### Text section ###

Monday, June 13, 2011
Adobe Eazel turns a touch-screen tablet into a finger-painting app that communicates wirelessly with its desktop Photoshop program (Source: Adobe)
Mainstream software vendors are using the cloud-computing model to extend the capabilities of traditional desktop programs. Microsoft and Apple are not the only mega-corporations committing to cloud computing. The writing on the wall has also been perceived by Adobe Systems—maker of Photoshop, Flash, Acrobat and more than 100 other popular programs—which is quickly integrating cloud-based services.
Adobe's most basic cloud-based service is SendNow—the enterprise version of consumer-grade services like DropBox and YouSendIt. With SendNow, enterprise users can share text, audio and video files by uploading them to Adobe's cloud, from which recipients can download them after receiving an email notification. Later this year Adobe is slated to allow enterprises to brand their SendNow file transfers with their logo, turning the cloud-based service into a powerful tool for distributing brochures and other large files to thousands of clients simultaneously. An app is also in the works.
Apps for both Android and iOS are already available for two other Adobe cloud-based services called Life Cycle and Connect. The Life Cycle app includes cloud-based task approval, on-site data capture, on-demand content and other business-to-business services. And Adobe's Connect app allows mobile users to participate in Web conferences with equal status to desktop Connect users.
Adobe is also seeking to extend cloudlike services to the millions of professionals and consumers using its wide array of desktop applications by creating an array of apps with add-on capabilities.

### Extracted records ###

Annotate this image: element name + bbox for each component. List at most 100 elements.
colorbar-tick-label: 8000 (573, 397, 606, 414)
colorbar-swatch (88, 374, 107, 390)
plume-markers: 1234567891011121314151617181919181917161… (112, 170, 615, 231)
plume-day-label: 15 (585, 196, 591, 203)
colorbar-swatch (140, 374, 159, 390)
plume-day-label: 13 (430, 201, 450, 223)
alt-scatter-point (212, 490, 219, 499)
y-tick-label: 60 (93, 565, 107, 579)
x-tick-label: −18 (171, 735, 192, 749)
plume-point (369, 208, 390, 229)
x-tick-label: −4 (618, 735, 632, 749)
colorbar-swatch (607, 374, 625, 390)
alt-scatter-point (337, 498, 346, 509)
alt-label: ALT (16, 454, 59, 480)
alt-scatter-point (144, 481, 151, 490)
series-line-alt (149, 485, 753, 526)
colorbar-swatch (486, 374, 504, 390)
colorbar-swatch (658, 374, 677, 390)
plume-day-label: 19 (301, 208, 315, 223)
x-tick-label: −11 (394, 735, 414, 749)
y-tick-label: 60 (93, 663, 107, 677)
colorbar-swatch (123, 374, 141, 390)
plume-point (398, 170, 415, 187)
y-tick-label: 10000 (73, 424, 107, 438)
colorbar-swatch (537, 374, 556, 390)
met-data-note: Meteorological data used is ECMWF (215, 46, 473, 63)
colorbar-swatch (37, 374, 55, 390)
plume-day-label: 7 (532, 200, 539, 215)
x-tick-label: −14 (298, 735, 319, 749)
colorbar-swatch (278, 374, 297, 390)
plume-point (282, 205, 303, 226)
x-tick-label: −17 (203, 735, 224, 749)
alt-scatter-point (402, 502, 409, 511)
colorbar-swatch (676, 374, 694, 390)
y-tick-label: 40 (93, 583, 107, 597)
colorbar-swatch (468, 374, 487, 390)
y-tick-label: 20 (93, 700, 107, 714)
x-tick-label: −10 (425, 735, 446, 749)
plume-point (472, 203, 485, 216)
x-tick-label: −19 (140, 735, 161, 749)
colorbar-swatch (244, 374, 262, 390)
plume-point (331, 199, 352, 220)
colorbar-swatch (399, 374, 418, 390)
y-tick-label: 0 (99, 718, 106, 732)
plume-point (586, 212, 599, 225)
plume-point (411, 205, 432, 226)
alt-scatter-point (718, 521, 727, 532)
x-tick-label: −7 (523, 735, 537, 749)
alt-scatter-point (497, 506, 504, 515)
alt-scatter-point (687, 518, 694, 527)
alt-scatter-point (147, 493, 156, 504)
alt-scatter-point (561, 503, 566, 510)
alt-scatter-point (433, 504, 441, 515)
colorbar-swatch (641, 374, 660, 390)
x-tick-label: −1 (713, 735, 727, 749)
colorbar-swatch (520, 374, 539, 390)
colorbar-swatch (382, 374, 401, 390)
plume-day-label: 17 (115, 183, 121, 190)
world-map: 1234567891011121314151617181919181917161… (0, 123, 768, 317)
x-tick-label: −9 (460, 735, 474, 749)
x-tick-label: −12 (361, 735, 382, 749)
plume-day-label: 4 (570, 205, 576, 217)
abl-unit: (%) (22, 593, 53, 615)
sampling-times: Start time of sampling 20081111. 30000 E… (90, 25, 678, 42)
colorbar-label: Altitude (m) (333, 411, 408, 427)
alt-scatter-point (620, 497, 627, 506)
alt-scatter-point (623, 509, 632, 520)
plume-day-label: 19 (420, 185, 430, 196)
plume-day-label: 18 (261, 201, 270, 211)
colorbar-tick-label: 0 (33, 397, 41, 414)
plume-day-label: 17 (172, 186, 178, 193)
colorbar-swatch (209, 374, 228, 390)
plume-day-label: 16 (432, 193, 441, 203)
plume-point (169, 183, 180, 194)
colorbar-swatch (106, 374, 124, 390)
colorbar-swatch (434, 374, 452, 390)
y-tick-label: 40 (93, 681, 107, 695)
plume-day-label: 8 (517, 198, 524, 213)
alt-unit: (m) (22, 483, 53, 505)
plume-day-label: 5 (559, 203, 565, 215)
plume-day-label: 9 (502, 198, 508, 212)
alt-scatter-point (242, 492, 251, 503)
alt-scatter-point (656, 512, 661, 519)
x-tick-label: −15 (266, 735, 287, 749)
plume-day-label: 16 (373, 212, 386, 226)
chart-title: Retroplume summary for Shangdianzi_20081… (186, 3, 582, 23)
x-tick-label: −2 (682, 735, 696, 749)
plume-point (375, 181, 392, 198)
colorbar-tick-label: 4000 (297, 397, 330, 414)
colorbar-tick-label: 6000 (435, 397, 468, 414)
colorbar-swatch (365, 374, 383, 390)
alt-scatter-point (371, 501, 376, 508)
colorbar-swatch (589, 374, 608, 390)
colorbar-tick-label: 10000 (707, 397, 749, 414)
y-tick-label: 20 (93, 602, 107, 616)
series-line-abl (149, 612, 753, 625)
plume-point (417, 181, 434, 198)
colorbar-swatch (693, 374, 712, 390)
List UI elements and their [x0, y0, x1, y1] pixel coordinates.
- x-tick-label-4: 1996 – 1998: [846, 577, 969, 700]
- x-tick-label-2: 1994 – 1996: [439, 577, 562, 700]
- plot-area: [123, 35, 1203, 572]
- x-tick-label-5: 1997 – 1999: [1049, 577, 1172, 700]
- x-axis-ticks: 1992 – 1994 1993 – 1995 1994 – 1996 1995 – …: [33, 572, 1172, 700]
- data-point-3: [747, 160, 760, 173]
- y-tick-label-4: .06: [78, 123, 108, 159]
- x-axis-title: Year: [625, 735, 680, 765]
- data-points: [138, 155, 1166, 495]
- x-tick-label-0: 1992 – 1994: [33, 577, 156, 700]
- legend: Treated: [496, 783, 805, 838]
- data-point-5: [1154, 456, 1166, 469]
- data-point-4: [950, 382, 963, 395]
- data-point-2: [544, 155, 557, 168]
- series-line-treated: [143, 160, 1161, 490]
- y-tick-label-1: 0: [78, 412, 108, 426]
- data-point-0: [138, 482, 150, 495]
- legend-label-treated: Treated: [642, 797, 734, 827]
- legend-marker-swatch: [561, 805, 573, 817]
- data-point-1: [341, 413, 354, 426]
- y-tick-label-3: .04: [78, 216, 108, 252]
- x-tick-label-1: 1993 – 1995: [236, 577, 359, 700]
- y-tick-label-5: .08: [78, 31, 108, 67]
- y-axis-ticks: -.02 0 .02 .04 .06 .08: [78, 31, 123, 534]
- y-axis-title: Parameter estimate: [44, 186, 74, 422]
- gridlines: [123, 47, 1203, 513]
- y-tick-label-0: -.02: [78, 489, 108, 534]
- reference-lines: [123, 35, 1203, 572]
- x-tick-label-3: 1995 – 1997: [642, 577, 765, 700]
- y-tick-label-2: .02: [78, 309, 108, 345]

###

### [What to work on]
Translate this sentence from the article on Adobe's cloud services into Spanish: "And Adobe's Connect app allows mobile users to participate in Web conferences with equal status to desktop Connect users." None of the rows are needed here.

### [Solution to this problem]
Y la aplicación Connect de Adobe permite a los usuarios móviles participar en conferencias web en igualdad de condiciones con los usuarios de Connect de escritorio.